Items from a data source
• • • • • • •

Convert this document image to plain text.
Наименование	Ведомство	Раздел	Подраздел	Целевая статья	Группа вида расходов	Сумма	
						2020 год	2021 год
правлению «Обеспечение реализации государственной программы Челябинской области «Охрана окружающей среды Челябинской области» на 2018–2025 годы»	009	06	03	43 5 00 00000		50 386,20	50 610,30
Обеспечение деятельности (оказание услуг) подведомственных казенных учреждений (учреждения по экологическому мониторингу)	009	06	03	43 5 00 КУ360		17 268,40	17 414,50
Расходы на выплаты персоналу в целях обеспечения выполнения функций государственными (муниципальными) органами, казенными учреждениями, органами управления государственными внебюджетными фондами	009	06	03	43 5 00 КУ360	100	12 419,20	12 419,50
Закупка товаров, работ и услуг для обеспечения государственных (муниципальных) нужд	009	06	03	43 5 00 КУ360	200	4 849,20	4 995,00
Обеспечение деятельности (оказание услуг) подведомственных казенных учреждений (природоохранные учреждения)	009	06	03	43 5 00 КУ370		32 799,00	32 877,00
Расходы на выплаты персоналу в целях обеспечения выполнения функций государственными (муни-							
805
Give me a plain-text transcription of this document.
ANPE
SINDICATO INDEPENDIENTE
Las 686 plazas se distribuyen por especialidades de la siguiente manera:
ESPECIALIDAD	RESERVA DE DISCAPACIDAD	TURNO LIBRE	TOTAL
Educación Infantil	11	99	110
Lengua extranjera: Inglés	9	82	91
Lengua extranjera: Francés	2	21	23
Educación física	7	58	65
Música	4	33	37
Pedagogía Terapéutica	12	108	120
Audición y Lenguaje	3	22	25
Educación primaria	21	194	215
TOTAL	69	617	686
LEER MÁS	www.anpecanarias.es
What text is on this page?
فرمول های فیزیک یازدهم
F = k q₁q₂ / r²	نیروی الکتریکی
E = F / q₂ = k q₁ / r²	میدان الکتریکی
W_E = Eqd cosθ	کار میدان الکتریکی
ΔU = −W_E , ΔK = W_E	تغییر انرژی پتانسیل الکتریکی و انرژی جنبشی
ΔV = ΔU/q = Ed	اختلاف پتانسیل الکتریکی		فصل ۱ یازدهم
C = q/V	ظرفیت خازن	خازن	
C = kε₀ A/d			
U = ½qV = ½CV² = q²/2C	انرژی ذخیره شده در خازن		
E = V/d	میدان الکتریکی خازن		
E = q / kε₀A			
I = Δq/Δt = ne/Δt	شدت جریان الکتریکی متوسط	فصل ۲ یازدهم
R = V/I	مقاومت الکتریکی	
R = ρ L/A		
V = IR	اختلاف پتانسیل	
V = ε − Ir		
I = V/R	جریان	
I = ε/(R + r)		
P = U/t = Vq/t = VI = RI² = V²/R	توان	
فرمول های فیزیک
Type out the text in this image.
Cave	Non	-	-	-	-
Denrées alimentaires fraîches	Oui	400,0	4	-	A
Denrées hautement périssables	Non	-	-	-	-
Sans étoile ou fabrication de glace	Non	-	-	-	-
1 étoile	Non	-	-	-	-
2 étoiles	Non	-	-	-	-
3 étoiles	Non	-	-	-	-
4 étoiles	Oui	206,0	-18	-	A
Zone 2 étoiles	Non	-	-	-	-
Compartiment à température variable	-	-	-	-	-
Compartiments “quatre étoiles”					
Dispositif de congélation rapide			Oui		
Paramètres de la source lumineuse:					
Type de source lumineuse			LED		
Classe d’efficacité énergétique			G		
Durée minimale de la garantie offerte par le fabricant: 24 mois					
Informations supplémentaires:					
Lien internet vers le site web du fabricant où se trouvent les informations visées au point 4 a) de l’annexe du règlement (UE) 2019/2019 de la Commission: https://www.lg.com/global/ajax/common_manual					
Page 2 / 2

• • • • • • •

Job: Pull out all lines from the entries above that include the word "text".

Solution for this task:
Convert this document image to plain text.
Give me a plain-text transcription of this document.
What text is on this page?
Type out the text in this image.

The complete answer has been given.